Task goal:
Transcribe all records exactly.

(Figure collection entries)
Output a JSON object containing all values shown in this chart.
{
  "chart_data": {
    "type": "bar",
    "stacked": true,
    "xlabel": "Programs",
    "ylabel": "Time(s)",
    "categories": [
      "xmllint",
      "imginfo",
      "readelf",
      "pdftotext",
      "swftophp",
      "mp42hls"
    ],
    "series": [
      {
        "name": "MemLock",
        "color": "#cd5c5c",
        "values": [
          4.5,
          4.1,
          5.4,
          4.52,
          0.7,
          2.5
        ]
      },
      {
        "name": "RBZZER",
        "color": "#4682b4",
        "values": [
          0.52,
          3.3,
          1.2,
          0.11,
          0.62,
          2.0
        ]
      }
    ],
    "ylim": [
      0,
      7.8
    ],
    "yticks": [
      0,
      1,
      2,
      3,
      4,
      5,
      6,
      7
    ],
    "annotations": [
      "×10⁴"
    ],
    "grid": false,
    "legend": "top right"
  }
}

Solution to this problem:
Output a JSON object containing all values shown in this chart.
{
  "chart_data": {
    "type": "bar",
    "stacked": true,
    "xlabel": "Programs",
    "ylabel": "Time(s)",
    "categories": [
      "xmllint",
      "imginfo",
      "readelf",
      "pdftotext",
      "swftophp",
      "mp42hls"
    ],
    "series": [
      {
        "name": "MemLock",
        "color": "#cd5c5c",
        "values": [
          4.5,
          4.1,
          5.4,
          4.52,
          0.7,
          2.5
        ]
      },
      {
        "name": "RBZZER",
        "color": "#4682b4",
        "values": [
          0.52,
          3.3,
          1.2,
          0.11,
          0.62,
          2.0
        ]
      }
    ],
    "ylim": [
      0,
      7.8
    ],
    "yticks": [
      0,
      1,
      2,
      3,
      4,
      5,
      6,
      7
    ],
    "annotations": [
      "×10⁴"
    ],
    "grid": false,
    "legend": "top right"
  }
}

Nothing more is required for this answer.